Start of Excerpted records

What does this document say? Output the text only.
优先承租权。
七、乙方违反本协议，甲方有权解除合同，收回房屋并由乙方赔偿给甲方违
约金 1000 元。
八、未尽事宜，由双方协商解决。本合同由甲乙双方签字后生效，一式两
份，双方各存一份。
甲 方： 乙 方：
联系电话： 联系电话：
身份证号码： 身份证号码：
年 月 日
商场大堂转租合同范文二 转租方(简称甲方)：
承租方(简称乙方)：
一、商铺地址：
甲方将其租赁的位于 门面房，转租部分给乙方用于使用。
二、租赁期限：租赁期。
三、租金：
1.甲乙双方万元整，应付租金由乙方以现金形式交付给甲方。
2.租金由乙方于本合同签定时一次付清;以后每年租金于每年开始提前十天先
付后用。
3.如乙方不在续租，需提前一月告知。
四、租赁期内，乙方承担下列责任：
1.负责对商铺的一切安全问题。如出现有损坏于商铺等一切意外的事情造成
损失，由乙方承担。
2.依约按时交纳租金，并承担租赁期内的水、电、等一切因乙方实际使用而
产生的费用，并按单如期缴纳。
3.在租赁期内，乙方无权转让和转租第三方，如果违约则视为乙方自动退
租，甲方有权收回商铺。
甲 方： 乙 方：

End of Excerpted records
Start of Excerpted records

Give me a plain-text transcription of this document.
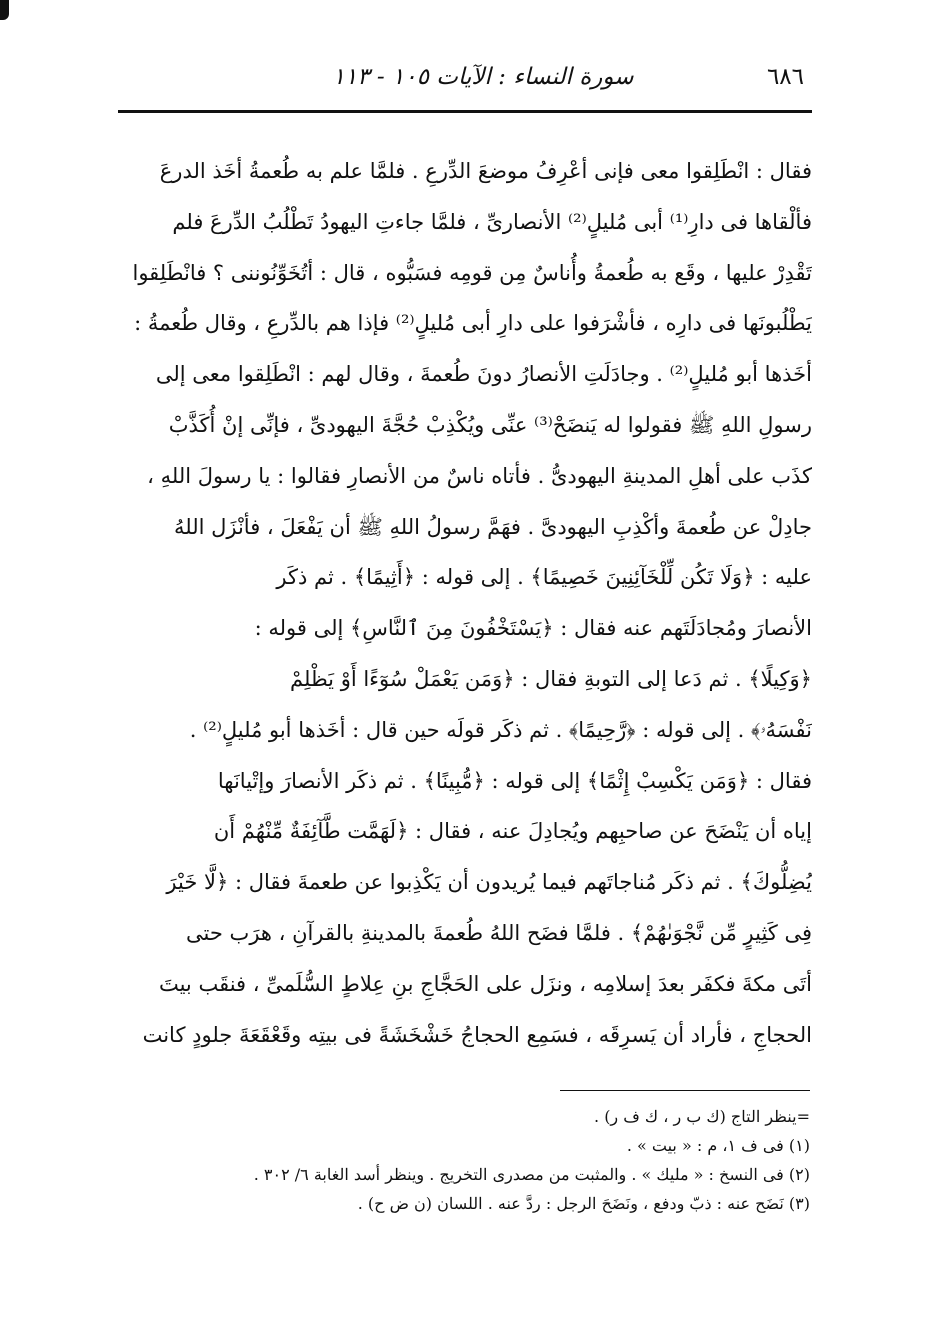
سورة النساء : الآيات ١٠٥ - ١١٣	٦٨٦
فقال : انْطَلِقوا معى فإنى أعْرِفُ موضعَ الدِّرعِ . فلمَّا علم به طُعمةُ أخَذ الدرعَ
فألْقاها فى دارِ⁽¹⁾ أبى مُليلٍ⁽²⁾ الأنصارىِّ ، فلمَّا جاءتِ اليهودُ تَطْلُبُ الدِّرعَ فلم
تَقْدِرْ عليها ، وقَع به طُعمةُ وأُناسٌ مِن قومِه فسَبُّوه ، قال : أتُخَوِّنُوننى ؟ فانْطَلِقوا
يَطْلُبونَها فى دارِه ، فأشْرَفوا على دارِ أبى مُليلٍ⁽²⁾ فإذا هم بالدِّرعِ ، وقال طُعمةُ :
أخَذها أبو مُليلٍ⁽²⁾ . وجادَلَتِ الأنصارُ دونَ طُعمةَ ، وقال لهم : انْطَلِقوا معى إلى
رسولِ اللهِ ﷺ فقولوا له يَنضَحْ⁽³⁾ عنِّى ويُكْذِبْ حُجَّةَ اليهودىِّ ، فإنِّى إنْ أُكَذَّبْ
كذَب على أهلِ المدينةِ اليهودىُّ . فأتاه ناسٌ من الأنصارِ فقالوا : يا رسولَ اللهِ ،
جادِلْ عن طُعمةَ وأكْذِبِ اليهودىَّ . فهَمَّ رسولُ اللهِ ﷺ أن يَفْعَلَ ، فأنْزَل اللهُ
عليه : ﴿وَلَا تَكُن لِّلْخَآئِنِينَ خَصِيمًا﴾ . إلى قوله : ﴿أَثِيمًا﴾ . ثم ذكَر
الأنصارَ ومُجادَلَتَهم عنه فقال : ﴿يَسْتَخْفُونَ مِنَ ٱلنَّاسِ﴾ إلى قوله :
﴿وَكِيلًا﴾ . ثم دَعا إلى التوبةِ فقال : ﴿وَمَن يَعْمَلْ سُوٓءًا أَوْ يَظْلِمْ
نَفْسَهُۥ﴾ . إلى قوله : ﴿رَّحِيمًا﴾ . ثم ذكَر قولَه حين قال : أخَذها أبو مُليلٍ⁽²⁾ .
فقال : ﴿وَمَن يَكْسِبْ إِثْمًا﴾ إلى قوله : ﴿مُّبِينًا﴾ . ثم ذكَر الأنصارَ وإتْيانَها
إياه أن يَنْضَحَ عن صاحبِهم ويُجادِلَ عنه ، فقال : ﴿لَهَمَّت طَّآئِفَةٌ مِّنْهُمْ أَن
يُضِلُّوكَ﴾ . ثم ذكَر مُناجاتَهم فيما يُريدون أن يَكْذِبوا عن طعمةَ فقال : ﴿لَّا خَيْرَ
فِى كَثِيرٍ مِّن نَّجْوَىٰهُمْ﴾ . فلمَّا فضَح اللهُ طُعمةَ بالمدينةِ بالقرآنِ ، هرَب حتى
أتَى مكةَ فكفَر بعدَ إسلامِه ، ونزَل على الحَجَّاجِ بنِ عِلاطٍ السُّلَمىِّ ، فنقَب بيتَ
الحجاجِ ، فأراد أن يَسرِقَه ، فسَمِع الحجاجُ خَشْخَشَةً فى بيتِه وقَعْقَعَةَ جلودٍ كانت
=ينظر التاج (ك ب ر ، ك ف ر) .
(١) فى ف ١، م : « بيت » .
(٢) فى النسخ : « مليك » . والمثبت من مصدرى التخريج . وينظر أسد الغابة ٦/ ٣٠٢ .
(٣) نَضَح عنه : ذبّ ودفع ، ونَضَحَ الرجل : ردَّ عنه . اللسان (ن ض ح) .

End of Excerpted records
Start of Excerpted records

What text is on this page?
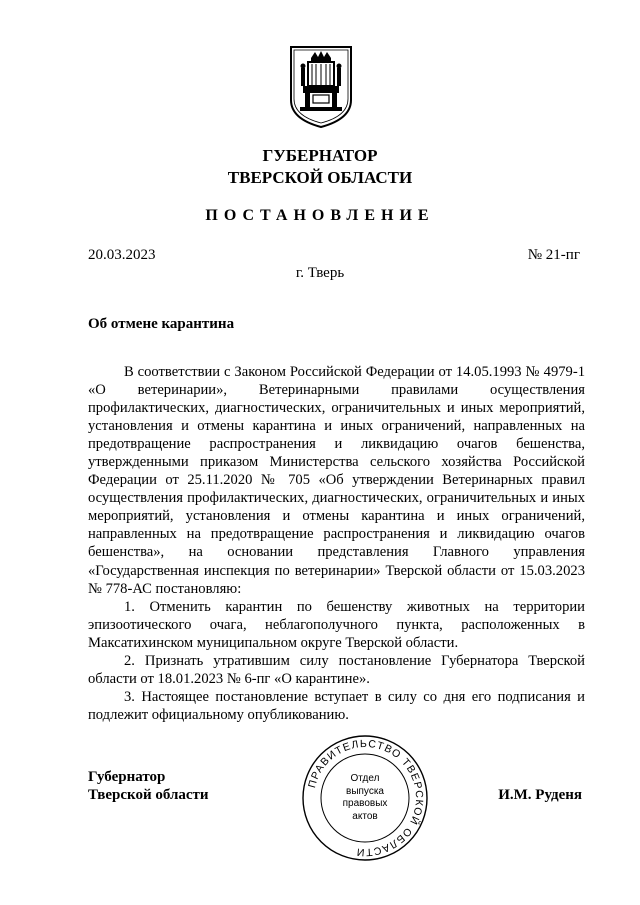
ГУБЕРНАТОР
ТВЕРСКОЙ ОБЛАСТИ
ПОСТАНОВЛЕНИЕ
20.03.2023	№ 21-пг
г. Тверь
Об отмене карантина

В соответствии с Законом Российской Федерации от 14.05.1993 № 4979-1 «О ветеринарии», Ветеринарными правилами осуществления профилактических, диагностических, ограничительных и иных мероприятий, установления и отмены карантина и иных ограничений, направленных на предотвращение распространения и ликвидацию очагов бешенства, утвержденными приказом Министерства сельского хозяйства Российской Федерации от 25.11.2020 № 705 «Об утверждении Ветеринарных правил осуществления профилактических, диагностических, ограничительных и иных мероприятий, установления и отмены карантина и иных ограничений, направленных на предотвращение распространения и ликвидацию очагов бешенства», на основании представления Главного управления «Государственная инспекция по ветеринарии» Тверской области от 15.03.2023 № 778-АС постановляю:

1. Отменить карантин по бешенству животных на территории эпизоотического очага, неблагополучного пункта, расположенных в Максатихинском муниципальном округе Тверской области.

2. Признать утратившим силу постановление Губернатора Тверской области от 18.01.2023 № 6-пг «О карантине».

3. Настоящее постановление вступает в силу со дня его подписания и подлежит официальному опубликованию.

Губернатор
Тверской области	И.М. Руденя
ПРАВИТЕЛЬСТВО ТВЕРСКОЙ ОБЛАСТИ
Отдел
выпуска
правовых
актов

End of Excerpted records

→ Given request:
Identify the lines that hold the word "силу". Copy every one of them.

→ Solved problem:
2. Признать утратившим силу постановление Губернатора Тверской области от 18.01.2023 № 6-пг «О карантине».
3. Настоящее постановление вступает в силу со дня его подписания и подлежит официальному опубликованию.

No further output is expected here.